Figure data in JSON

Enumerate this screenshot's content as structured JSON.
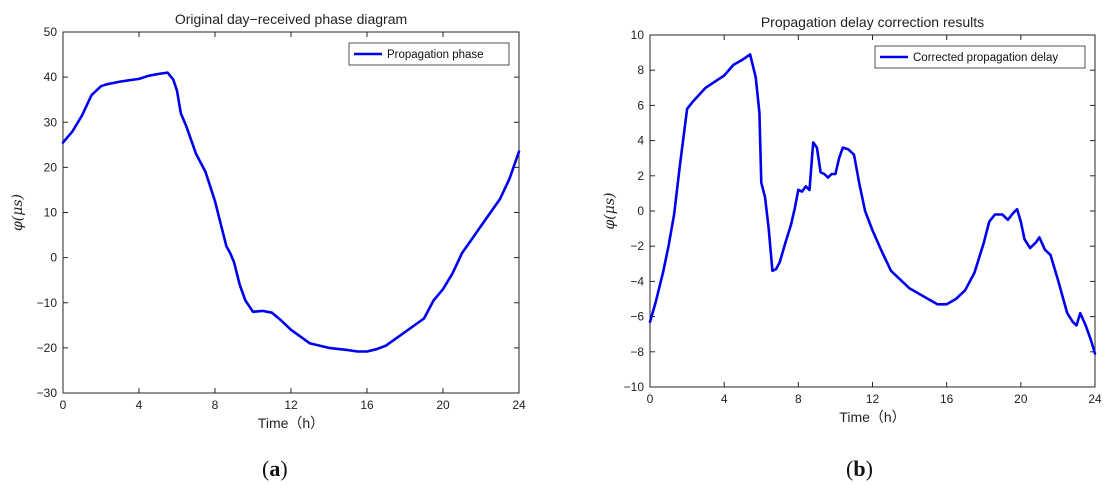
{
  "chart_data": [
    {
      "type": "line",
      "title": "Original day−received phase diagram",
      "xlabel": "Time（h）",
      "ylabel": "φ(μs)",
      "xlim": [
        0,
        24
      ],
      "ylim": [
        -30,
        50
      ],
      "xticks": [
        0,
        4,
        8,
        12,
        16,
        20,
        24
      ],
      "yticks": [
        -30,
        -20,
        -10,
        0,
        10,
        20,
        30,
        40,
        50
      ],
      "grid": false,
      "legend_position": "top-right",
      "series": [
        {
          "name": "Propagation phase",
          "color": "#0000ee",
          "x": [
            0,
            0.5,
            1,
            1.5,
            2,
            2.3,
            3,
            4,
            4.5,
            5,
            5.5,
            5.8,
            6,
            6.2,
            6.5,
            7,
            7.5,
            8,
            8.3,
            8.6,
            8.8,
            9,
            9.3,
            9.6,
            10,
            10.5,
            11,
            11.5,
            12,
            13,
            14,
            15,
            15.5,
            16,
            16.5,
            17,
            18,
            19,
            19.5,
            20,
            20.5,
            21,
            21.5,
            22,
            22.5,
            23,
            23.5,
            24
          ],
          "y": [
            25.5,
            28,
            31.5,
            36,
            38,
            38.4,
            39,
            39.6,
            40.3,
            40.7,
            41,
            39.5,
            37,
            32,
            29,
            23,
            19,
            12.5,
            7.5,
            2.5,
            1,
            -1,
            -6,
            -9.5,
            -12,
            -11.8,
            -12.2,
            -14,
            -16,
            -19,
            -20,
            -20.5,
            -20.8,
            -20.8,
            -20.3,
            -19.5,
            -16.5,
            -13.5,
            -9.5,
            -7,
            -3.5,
            1,
            4,
            7,
            10,
            13,
            17.5,
            23.5
          ]
        }
      ]
    },
    {
      "type": "line",
      "title": "Propagation delay correction results",
      "xlabel": "Time（h）",
      "ylabel": "φ(μs)",
      "xlim": [
        0,
        24
      ],
      "ylim": [
        -10,
        10
      ],
      "xticks": [
        0,
        4,
        8,
        12,
        16,
        20,
        24
      ],
      "yticks": [
        -10,
        -8,
        -6,
        -4,
        -2,
        0,
        2,
        4,
        6,
        8,
        10
      ],
      "grid": false,
      "legend_position": "top-right",
      "series": [
        {
          "name": "Corrected propagation delay",
          "color": "#0000ee",
          "x": [
            0,
            0.3,
            0.7,
            1,
            1.3,
            1.6,
            2,
            2.3,
            3,
            4,
            4.5,
            5,
            5.4,
            5.7,
            5.9,
            6,
            6.2,
            6.4,
            6.6,
            6.8,
            7,
            7.3,
            7.6,
            7.8,
            8,
            8.2,
            8.4,
            8.6,
            8.8,
            9,
            9.2,
            9.4,
            9.6,
            9.8,
            10,
            10.2,
            10.4,
            10.7,
            11,
            11.3,
            11.6,
            12,
            12.5,
            13,
            14,
            15,
            15.5,
            16,
            16.5,
            17,
            17.5,
            18,
            18.3,
            18.6,
            19,
            19.3,
            19.6,
            19.8,
            20,
            20.2,
            20.5,
            20.8,
            21,
            21.3,
            21.6,
            22,
            22.5,
            22.8,
            23,
            23.2,
            23.5,
            23.8,
            24
          ],
          "y": [
            -6.3,
            -5.2,
            -3.5,
            -2,
            -0.2,
            2.5,
            5.8,
            6.2,
            7,
            7.7,
            8.3,
            8.6,
            8.9,
            7.6,
            5.6,
            1.6,
            0.8,
            -1,
            -3.4,
            -3.3,
            -2.9,
            -1.8,
            -0.8,
            0.1,
            1.2,
            1.1,
            1.4,
            1.2,
            3.9,
            3.6,
            2.2,
            2.1,
            1.9,
            2.1,
            2.1,
            3,
            3.6,
            3.5,
            3.2,
            1.5,
            0,
            -1.1,
            -2.3,
            -3.4,
            -4.4,
            -5,
            -5.3,
            -5.3,
            -5,
            -4.5,
            -3.5,
            -1.8,
            -0.6,
            -0.2,
            -0.2,
            -0.5,
            -0.1,
            0.1,
            -0.6,
            -1.6,
            -2.1,
            -1.8,
            -1.5,
            -2.2,
            -2.5,
            -3.9,
            -5.8,
            -6.3,
            -6.5,
            -5.8,
            -6.5,
            -7.4,
            -8.1
          ]
        }
      ]
    }
  ],
  "panels": [
    {
      "label": "a",
      "open": "(",
      "close": ")"
    },
    {
      "label": "b",
      "open": "(",
      "close": ")"
    }
  ]
}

WRITTEN TASK:
Write out all the entries exactly, except for the pictures.

RESULT OF THIS TASK:
Enumerate this screenshot's content as structured JSON.
{
  "chart_data": [
    {
      "type": "line",
      "title": "Original day−received phase diagram",
      "xlabel": "Time（h）",
      "ylabel": "φ(μs)",
      "xlim": [
        0,
        24
      ],
      "ylim": [
        -30,
        50
      ],
      "xticks": [
        0,
        4,
        8,
        12,
        16,
        20,
        24
      ],
      "yticks": [
        -30,
        -20,
        -10,
        0,
        10,
        20,
        30,
        40,
        50
      ],
      "grid": false,
      "legend_position": "top-right",
      "series": [
        {
          "name": "Propagation phase",
          "color": "#0000ee",
          "x": [
            0,
            0.5,
            1,
            1.5,
            2,
            2.3,
            3,
            4,
            4.5,
            5,
            5.5,
            5.8,
            6,
            6.2,
            6.5,
            7,
            7.5,
            8,
            8.3,
            8.6,
            8.8,
            9,
            9.3,
            9.6,
            10,
            10.5,
            11,
            11.5,
            12,
            13,
            14,
            15,
            15.5,
            16,
            16.5,
            17,
            18,
            19,
            19.5,
            20,
            20.5,
            21,
            21.5,
            22,
            22.5,
            23,
            23.5,
            24
          ],
          "y": [
            25.5,
            28,
            31.5,
            36,
            38,
            38.4,
            39,
            39.6,
            40.3,
            40.7,
            41,
            39.5,
            37,
            32,
            29,
            23,
            19,
            12.5,
            7.5,
            2.5,
            1,
            -1,
            -6,
            -9.5,
            -12,
            -11.8,
            -12.2,
            -14,
            -16,
            -19,
            -20,
            -20.5,
            -20.8,
            -20.8,
            -20.3,
            -19.5,
            -16.5,
            -13.5,
            -9.5,
            -7,
            -3.5,
            1,
            4,
            7,
            10,
            13,
            17.5,
            23.5
          ]
        }
      ]
    },
    {
      "type": "line",
      "title": "Propagation delay correction results",
      "xlabel": "Time（h）",
      "ylabel": "φ(μs)",
      "xlim": [
        0,
        24
      ],
      "ylim": [
        -10,
        10
      ],
      "xticks": [
        0,
        4,
        8,
        12,
        16,
        20,
        24
      ],
      "yticks": [
        -10,
        -8,
        -6,
        -4,
        -2,
        0,
        2,
        4,
        6,
        8,
        10
      ],
      "grid": false,
      "legend_position": "top-right",
      "series": [
        {
          "name": "Corrected propagation delay",
          "color": "#0000ee",
          "x": [
            0,
            0.3,
            0.7,
            1,
            1.3,
            1.6,
            2,
            2.3,
            3,
            4,
            4.5,
            5,
            5.4,
            5.7,
            5.9,
            6,
            6.2,
            6.4,
            6.6,
            6.8,
            7,
            7.3,
            7.6,
            7.8,
            8,
            8.2,
            8.4,
            8.6,
            8.8,
            9,
            9.2,
            9.4,
            9.6,
            9.8,
            10,
            10.2,
            10.4,
            10.7,
            11,
            11.3,
            11.6,
            12,
            12.5,
            13,
            14,
            15,
            15.5,
            16,
            16.5,
            17,
            17.5,
            18,
            18.3,
            18.6,
            19,
            19.3,
            19.6,
            19.8,
            20,
            20.2,
            20.5,
            20.8,
            21,
            21.3,
            21.6,
            22,
            22.5,
            22.8,
            23,
            23.2,
            23.5,
            23.8,
            24
          ],
          "y": [
            -6.3,
            -5.2,
            -3.5,
            -2,
            -0.2,
            2.5,
            5.8,
            6.2,
            7,
            7.7,
            8.3,
            8.6,
            8.9,
            7.6,
            5.6,
            1.6,
            0.8,
            -1,
            -3.4,
            -3.3,
            -2.9,
            -1.8,
            -0.8,
            0.1,
            1.2,
            1.1,
            1.4,
            1.2,
            3.9,
            3.6,
            2.2,
            2.1,
            1.9,
            2.1,
            2.1,
            3,
            3.6,
            3.5,
            3.2,
            1.5,
            0,
            -1.1,
            -2.3,
            -3.4,
            -4.4,
            -5,
            -5.3,
            -5.3,
            -5,
            -4.5,
            -3.5,
            -1.8,
            -0.6,
            -0.2,
            -0.2,
            -0.5,
            -0.1,
            0.1,
            -0.6,
            -1.6,
            -2.1,
            -1.8,
            -1.5,
            -2.2,
            -2.5,
            -3.9,
            -5.8,
            -6.3,
            -6.5,
            -5.8,
            -6.5,
            -7.4,
            -8.1
          ]
        }
      ]
    }
  ],
  "panels": [
    {
      "label": "a",
      "open": "(",
      "close": ")"
    },
    {
      "label": "b",
      "open": "(",
      "close": ")"
    }
  ]
}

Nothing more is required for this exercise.